* Provided information
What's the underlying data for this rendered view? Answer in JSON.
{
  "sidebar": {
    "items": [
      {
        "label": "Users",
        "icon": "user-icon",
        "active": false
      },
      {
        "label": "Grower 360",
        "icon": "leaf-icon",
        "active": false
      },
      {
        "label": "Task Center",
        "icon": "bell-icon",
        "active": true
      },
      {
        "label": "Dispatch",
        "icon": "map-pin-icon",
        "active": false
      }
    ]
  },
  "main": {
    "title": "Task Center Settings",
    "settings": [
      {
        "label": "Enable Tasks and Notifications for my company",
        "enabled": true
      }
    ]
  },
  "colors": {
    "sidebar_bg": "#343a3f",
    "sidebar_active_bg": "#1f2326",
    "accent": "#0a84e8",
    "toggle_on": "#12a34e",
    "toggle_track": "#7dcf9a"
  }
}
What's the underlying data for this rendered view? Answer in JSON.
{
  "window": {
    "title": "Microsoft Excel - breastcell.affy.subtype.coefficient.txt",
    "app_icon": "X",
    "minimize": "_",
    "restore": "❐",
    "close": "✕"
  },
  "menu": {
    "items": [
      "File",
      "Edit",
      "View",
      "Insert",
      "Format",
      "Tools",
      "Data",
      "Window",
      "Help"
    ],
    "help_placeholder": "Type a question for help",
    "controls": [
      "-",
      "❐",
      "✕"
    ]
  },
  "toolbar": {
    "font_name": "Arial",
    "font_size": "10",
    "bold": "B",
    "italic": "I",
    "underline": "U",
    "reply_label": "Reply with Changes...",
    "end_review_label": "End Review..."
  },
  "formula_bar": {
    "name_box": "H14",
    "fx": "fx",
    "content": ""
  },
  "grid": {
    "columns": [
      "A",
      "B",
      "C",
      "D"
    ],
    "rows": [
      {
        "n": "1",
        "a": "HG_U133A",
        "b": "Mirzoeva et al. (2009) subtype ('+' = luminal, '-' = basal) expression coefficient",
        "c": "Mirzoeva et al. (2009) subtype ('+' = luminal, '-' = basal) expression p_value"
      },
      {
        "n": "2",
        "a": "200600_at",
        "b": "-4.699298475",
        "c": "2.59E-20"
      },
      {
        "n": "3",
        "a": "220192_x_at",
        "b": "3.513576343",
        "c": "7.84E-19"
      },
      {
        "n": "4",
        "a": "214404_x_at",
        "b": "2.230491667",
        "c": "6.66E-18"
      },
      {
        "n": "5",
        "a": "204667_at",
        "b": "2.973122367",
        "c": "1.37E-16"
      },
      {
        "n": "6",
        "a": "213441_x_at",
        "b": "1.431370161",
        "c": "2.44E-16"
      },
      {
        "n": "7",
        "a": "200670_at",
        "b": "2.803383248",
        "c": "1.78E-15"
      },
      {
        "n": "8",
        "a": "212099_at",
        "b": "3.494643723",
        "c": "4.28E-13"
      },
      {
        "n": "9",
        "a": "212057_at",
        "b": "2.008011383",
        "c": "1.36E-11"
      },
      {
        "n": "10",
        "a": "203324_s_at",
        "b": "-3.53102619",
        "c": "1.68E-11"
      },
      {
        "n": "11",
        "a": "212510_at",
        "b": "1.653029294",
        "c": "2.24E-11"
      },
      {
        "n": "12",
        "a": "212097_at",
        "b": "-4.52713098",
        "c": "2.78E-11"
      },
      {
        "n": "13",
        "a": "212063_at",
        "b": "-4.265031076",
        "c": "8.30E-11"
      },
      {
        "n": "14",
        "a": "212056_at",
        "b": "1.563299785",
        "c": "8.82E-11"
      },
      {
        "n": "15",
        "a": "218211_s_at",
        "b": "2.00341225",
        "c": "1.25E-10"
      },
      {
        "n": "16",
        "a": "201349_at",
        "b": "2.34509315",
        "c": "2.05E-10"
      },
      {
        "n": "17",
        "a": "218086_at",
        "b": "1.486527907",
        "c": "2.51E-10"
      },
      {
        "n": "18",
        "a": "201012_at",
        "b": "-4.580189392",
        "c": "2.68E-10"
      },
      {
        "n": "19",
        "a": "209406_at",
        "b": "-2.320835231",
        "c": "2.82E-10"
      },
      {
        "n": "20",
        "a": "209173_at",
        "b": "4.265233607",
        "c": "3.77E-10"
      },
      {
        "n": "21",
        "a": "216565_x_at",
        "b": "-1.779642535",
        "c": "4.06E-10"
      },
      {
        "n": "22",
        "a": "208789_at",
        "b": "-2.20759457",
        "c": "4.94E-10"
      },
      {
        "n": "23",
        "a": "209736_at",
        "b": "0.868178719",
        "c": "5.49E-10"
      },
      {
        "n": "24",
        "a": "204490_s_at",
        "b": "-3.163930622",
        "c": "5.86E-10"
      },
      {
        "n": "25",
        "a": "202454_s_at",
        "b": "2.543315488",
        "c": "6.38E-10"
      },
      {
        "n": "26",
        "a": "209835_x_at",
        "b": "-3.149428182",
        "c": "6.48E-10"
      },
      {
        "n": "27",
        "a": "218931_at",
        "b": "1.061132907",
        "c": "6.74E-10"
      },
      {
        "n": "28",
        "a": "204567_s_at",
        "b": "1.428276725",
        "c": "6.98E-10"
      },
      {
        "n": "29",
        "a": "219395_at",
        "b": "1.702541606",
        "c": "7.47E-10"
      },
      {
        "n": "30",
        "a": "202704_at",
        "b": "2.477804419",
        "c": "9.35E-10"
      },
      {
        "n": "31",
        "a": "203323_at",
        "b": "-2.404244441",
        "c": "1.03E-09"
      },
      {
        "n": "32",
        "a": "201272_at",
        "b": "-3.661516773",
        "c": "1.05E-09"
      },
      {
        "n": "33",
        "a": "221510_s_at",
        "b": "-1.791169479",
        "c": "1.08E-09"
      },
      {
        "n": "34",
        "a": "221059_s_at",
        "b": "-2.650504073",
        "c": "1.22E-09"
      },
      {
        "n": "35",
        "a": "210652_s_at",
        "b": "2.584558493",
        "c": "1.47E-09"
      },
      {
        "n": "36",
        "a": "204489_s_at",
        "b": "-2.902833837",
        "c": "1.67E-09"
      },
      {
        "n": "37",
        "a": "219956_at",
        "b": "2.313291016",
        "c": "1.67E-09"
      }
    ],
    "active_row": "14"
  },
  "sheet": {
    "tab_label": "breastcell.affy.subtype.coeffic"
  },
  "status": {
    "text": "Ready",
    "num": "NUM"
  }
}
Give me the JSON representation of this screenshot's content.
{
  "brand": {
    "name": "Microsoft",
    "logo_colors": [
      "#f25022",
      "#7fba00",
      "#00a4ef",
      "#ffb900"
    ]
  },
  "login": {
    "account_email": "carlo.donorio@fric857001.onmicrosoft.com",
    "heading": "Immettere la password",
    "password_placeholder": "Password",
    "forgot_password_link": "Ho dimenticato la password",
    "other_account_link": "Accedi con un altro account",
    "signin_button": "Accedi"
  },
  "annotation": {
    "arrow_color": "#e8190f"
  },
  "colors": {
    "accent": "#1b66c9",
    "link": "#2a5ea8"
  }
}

* Exercise objective
Everything from the line containing "Give me the" through the final line of the listing, inclusive, must be reproduced exactly; leave out the rest.

* Reply to the exercise
Give me the JSON representation of this screenshot's content.
{
  "brand": {
    "name": "Microsoft",
    "logo_colors": [
      "#f25022",
      "#7fba00",
      "#00a4ef",
      "#ffb900"
    ]
  },
  "login": {
    "account_email": "carlo.donorio@fric857001.onmicrosoft.com",
    "heading": "Immettere la password",
    "password_placeholder": "Password",
    "forgot_password_link": "Ho dimenticato la password",
    "other_account_link": "Accedi con un altro account",
    "signin_button": "Accedi"
  },
  "annotation": {
    "arrow_color": "#e8190f"
  },
  "colors": {
    "accent": "#1b66c9",
    "link": "#2a5ea8"
  }
}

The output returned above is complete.